— Start of Records for processing —

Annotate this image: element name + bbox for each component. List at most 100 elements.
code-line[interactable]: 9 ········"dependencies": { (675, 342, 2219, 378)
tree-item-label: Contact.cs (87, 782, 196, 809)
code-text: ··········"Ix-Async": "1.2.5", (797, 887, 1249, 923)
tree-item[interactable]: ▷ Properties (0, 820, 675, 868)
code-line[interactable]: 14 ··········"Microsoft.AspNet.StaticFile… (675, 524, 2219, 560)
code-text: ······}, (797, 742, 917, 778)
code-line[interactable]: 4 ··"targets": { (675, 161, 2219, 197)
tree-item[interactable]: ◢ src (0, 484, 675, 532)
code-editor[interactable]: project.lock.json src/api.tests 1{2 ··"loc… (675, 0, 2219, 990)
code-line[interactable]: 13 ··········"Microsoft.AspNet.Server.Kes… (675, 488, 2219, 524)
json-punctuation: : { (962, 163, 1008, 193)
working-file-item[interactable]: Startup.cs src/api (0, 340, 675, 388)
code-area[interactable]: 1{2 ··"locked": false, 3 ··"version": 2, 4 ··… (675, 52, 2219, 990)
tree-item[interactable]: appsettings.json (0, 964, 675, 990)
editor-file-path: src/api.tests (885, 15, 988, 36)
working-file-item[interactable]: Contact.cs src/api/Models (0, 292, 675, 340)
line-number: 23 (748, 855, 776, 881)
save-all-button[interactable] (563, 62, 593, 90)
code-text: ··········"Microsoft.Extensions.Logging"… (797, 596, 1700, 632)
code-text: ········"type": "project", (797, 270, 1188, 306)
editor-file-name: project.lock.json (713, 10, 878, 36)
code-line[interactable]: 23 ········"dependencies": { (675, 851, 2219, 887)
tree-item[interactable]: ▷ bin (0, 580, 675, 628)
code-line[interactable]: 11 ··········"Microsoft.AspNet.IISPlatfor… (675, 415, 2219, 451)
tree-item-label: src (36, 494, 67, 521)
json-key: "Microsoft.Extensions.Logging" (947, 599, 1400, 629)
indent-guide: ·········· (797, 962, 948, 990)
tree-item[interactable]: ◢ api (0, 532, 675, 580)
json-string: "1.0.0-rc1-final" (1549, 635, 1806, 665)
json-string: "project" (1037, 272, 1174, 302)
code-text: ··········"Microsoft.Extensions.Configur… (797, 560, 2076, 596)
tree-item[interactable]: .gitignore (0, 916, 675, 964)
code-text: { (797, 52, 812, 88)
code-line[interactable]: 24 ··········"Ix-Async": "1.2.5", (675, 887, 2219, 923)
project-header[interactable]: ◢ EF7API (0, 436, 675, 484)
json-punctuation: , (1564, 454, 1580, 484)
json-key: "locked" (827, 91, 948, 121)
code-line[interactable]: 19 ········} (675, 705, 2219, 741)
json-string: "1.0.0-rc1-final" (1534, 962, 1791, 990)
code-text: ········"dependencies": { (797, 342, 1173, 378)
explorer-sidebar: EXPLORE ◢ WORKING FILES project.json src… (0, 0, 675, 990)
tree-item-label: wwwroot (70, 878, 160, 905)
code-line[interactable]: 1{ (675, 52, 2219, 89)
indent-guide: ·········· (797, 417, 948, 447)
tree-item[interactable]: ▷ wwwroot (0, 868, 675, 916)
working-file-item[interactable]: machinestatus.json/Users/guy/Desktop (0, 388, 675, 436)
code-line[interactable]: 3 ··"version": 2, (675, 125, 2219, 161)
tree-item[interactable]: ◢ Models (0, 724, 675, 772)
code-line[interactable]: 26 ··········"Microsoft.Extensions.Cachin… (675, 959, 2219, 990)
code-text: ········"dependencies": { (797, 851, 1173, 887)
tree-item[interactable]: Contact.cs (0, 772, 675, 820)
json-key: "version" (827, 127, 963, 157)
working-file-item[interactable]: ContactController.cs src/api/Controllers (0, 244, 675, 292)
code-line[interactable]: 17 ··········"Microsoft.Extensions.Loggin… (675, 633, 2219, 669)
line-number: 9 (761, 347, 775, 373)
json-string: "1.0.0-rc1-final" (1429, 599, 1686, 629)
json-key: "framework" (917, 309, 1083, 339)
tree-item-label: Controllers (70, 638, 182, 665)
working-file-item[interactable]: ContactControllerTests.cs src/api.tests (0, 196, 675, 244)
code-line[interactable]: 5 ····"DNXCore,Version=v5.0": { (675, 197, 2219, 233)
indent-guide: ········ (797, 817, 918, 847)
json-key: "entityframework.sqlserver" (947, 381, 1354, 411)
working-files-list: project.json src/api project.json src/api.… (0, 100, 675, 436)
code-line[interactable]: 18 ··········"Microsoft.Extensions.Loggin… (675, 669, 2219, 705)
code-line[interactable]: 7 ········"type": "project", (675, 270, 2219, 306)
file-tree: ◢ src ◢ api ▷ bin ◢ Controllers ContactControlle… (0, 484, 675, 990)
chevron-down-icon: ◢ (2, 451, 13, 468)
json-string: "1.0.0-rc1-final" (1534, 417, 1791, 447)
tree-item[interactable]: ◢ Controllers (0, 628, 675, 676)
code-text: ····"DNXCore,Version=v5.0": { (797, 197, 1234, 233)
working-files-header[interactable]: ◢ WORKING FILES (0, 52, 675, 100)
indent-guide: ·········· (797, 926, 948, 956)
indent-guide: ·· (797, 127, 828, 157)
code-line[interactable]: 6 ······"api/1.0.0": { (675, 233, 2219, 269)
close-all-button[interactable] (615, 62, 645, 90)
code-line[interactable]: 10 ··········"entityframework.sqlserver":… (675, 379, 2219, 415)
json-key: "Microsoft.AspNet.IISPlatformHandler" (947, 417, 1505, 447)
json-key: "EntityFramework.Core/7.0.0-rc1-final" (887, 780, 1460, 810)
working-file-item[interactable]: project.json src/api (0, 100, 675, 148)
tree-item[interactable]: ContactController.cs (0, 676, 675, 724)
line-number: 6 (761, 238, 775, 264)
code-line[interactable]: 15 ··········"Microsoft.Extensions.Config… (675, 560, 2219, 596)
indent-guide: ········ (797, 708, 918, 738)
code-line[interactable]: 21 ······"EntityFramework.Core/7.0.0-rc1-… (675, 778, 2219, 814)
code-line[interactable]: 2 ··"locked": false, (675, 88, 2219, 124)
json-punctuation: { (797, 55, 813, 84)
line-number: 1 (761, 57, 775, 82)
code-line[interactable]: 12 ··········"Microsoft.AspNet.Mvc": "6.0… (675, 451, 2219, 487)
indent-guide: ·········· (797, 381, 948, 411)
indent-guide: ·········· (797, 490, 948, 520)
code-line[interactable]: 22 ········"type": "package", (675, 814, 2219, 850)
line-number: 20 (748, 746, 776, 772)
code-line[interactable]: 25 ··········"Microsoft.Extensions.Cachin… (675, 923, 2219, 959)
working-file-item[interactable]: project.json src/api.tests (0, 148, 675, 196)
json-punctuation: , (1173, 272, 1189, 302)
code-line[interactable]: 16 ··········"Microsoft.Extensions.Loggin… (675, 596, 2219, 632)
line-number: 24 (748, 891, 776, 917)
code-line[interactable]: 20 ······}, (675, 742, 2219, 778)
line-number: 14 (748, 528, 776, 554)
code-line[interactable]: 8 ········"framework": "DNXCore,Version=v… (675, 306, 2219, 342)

— End of Records for processing —

Copy out every one of the lines above exactly, with nothing changed.

● Full output:
Annotate this image: element name + bbox for each component. List at most 100 elements.
code-line[interactable]: 9 ········"dependencies": { (675, 342, 2219, 378)
tree-item-label: Contact.cs (87, 782, 196, 809)
code-text: ··········"Ix-Async": "1.2.5", (797, 887, 1249, 923)
tree-item[interactable]: ▷ Properties (0, 820, 675, 868)
code-line[interactable]: 14 ··········"Microsoft.AspNet.StaticFile… (675, 524, 2219, 560)
code-text: ······}, (797, 742, 917, 778)
code-line[interactable]: 4 ··"targets": { (675, 161, 2219, 197)
tree-item[interactable]: ◢ src (0, 484, 675, 532)
code-editor[interactable]: project.lock.json src/api.tests 1{2 ··"loc… (675, 0, 2219, 990)
code-line[interactable]: 13 ··········"Microsoft.AspNet.Server.Kes… (675, 488, 2219, 524)
json-punctuation: : { (962, 163, 1008, 193)
working-file-item[interactable]: Startup.cs src/api (0, 340, 675, 388)
code-area[interactable]: 1{2 ··"locked": false, 3 ··"version": 2, 4 ··… (675, 52, 2219, 990)
tree-item[interactable]: appsettings.json (0, 964, 675, 990)
editor-file-path: src/api.tests (885, 15, 988, 36)
working-file-item[interactable]: Contact.cs src/api/Models (0, 292, 675, 340)
line-number: 23 (748, 855, 776, 881)
save-all-button[interactable] (563, 62, 593, 90)
code-text: ··········"Microsoft.Extensions.Logging"… (797, 596, 1700, 632)
code-text: ········"type": "project", (797, 270, 1188, 306)
editor-file-name: project.lock.json (713, 10, 878, 36)
code-line[interactable]: 23 ········"dependencies": { (675, 851, 2219, 887)
tree-item[interactable]: ▷ bin (0, 580, 675, 628)
code-line[interactable]: 11 ··········"Microsoft.AspNet.IISPlatfor… (675, 415, 2219, 451)
tree-item-label: src (36, 494, 67, 521)
json-key: "Microsoft.Extensions.Logging" (947, 599, 1400, 629)
indent-guide: ·········· (797, 962, 948, 990)
tree-item[interactable]: ◢ api (0, 532, 675, 580)
json-string: "1.0.0-rc1-final" (1549, 635, 1806, 665)
json-string: "project" (1037, 272, 1174, 302)
code-text: ··········"Microsoft.Extensions.Configur… (797, 560, 2076, 596)
tree-item[interactable]: .gitignore (0, 916, 675, 964)
code-text: { (797, 52, 812, 88)
code-line[interactable]: 24 ··········"Ix-Async": "1.2.5", (675, 887, 2219, 923)
project-header[interactable]: ◢ EF7API (0, 436, 675, 484)
json-punctuation: , (1564, 454, 1580, 484)
json-key: "locked" (827, 91, 948, 121)
code-line[interactable]: 19 ········} (675, 705, 2219, 741)
json-string: "1.0.0-rc1-final" (1534, 962, 1791, 990)
code-text: ········"dependencies": { (797, 342, 1173, 378)
explorer-sidebar: EXPLORE ◢ WORKING FILES project.json src… (0, 0, 675, 990)
tree-item-label: wwwroot (70, 878, 160, 905)
code-line[interactable]: 1{ (675, 52, 2219, 89)
indent-guide: ·········· (797, 417, 948, 447)
tree-item[interactable]: ▷ wwwroot (0, 868, 675, 916)
working-file-item[interactable]: machinestatus.json/Users/guy/Desktop (0, 388, 675, 436)
code-line[interactable]: 3 ··"version": 2, (675, 125, 2219, 161)
tree-item[interactable]: ◢ Models (0, 724, 675, 772)
code-line[interactable]: 26 ··········"Microsoft.Extensions.Cachin… (675, 959, 2219, 990)
code-text: ········"dependencies": { (797, 851, 1173, 887)
tree-item[interactable]: Contact.cs (0, 772, 675, 820)
json-key: "version" (827, 127, 963, 157)
working-file-item[interactable]: ContactController.cs src/api/Controllers (0, 244, 675, 292)
code-line[interactable]: 17 ··········"Microsoft.Extensions.Loggin… (675, 633, 2219, 669)
line-number: 9 (761, 347, 775, 373)
json-string: "1.0.0-rc1-final" (1429, 599, 1686, 629)
json-key: "framework" (917, 309, 1083, 339)
tree-item-label: Controllers (70, 638, 182, 665)
working-file-item[interactable]: ContactControllerTests.cs src/api.tests (0, 196, 675, 244)
code-line[interactable]: 5 ····"DNXCore,Version=v5.0": { (675, 197, 2219, 233)
indent-guide: ········ (797, 817, 918, 847)
json-key: "entityframework.sqlserver" (947, 381, 1354, 411)
working-files-list: project.json src/api project.json src/api.… (0, 100, 675, 436)
code-line[interactable]: 18 ··········"Microsoft.Extensions.Loggin… (675, 669, 2219, 705)
code-line[interactable]: 7 ········"type": "project", (675, 270, 2219, 306)
file-tree: ◢ src ◢ api ▷ bin ◢ Controllers ContactControlle… (0, 484, 675, 990)
chevron-down-icon: ◢ (2, 451, 13, 468)
json-string: "1.0.0-rc1-final" (1534, 417, 1791, 447)
tree-item[interactable]: ◢ Controllers (0, 628, 675, 676)
code-text: ····"DNXCore,Version=v5.0": { (797, 197, 1234, 233)
working-files-header[interactable]: ◢ WORKING FILES (0, 52, 675, 100)
indent-guide: ·········· (797, 926, 948, 956)
indent-guide: ·· (797, 127, 828, 157)
code-line[interactable]: 6 ······"api/1.0.0": { (675, 233, 2219, 269)
close-all-button[interactable] (615, 62, 645, 90)
code-line[interactable]: 10 ··········"entityframework.sqlserver":… (675, 379, 2219, 415)
json-key: "Microsoft.AspNet.IISPlatformHandler" (947, 417, 1505, 447)
json-key: "EntityFramework.Core/7.0.0-rc1-final" (887, 780, 1460, 810)
working-file-item[interactable]: project.json src/api (0, 100, 675, 148)
tree-item[interactable]: ContactController.cs (0, 676, 675, 724)
line-number: 6 (761, 238, 775, 264)
code-line[interactable]: 15 ··········"Microsoft.Extensions.Config… (675, 560, 2219, 596)
indent-guide: ········ (797, 708, 918, 738)
code-line[interactable]: 21 ······"EntityFramework.Core/7.0.0-rc1-… (675, 778, 2219, 814)
code-line[interactable]: 2 ··"locked": false, (675, 88, 2219, 124)
json-punctuation: { (797, 55, 813, 84)
line-number: 1 (761, 57, 775, 82)
code-line[interactable]: 12 ··········"Microsoft.AspNet.Mvc": "6.0… (675, 451, 2219, 487)
indent-guide: ·········· (797, 381, 948, 411)
indent-guide: ·········· (797, 490, 948, 520)
code-line[interactable]: 22 ········"type": "package", (675, 814, 2219, 850)
line-number: 20 (748, 746, 776, 772)
code-line[interactable]: 25 ··········"Microsoft.Extensions.Cachin… (675, 923, 2219, 959)
working-file-item[interactable]: project.json src/api.tests (0, 148, 675, 196)
json-punctuation: , (1173, 272, 1189, 302)
code-line[interactable]: 16 ··········"Microsoft.Extensions.Loggin… (675, 596, 2219, 632)
line-number: 24 (748, 891, 776, 917)
code-line[interactable]: 20 ······}, (675, 742, 2219, 778)
line-number: 14 (748, 528, 776, 554)
code-line[interactable]: 8 ········"framework": "DNXCore,Version=v… (675, 306, 2219, 342)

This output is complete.